═════ Material provided ═════
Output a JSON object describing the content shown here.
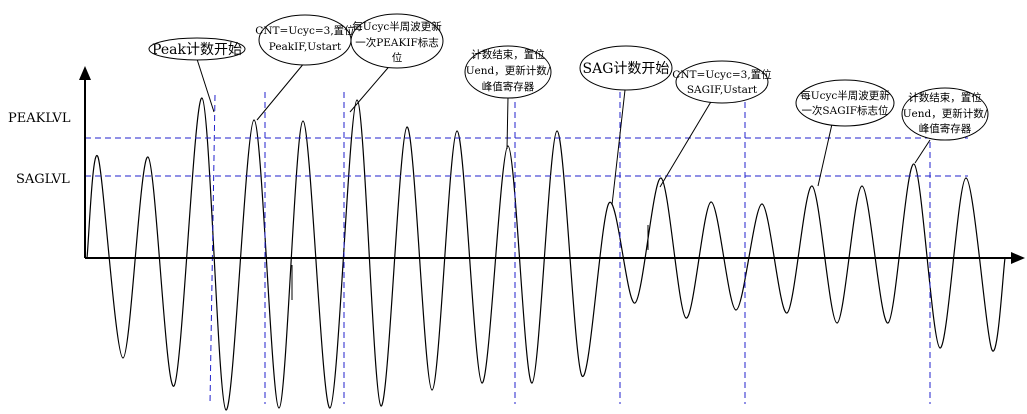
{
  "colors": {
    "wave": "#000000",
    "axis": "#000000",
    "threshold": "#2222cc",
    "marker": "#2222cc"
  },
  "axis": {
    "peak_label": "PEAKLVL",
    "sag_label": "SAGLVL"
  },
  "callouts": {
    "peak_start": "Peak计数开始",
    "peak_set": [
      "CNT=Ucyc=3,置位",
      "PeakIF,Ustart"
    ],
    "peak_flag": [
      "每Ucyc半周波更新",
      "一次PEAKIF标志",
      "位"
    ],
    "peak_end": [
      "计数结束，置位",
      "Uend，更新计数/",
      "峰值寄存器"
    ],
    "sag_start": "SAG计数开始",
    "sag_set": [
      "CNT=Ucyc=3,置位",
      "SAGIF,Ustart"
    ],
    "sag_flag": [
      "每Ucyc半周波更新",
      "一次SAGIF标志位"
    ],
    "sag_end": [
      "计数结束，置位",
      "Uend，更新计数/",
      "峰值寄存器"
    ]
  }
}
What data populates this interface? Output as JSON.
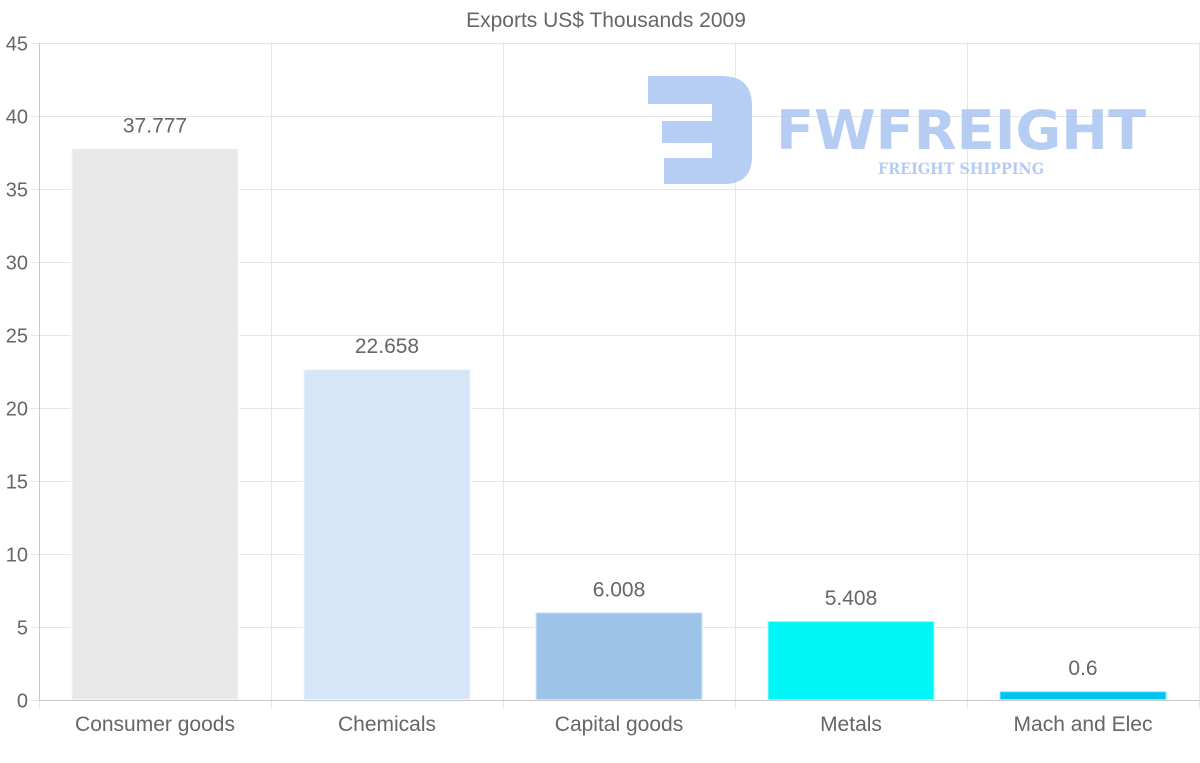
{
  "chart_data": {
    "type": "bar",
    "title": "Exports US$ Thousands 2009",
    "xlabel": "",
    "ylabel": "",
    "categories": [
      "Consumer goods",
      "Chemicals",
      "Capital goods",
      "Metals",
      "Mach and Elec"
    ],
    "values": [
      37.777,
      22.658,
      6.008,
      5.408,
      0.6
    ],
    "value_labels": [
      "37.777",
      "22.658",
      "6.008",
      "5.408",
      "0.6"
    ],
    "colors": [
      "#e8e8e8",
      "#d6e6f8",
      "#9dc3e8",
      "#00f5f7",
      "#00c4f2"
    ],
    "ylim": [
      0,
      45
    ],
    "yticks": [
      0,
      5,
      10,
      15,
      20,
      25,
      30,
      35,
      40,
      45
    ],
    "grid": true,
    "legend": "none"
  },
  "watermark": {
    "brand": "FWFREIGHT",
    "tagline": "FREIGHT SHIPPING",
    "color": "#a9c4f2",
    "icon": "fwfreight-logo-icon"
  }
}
═════
═════ Material provided ═════
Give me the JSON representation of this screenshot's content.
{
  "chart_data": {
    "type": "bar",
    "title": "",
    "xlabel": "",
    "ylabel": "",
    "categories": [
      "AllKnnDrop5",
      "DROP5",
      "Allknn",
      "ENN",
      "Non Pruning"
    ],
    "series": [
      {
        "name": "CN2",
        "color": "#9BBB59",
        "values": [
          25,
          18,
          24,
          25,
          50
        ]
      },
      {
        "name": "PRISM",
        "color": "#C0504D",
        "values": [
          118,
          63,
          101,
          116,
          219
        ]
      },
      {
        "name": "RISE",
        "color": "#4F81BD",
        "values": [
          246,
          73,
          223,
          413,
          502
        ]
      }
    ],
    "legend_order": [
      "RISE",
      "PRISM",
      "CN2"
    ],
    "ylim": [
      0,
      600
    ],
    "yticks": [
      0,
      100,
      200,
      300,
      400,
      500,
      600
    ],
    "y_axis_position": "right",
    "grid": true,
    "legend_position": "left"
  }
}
═════
## What is asked:
Copy all lines from the entries that contain the word "this".

## Output of the exercise:
What data populates this interface? Output as JSON.
Give me the JSON representation of this screenshot's content.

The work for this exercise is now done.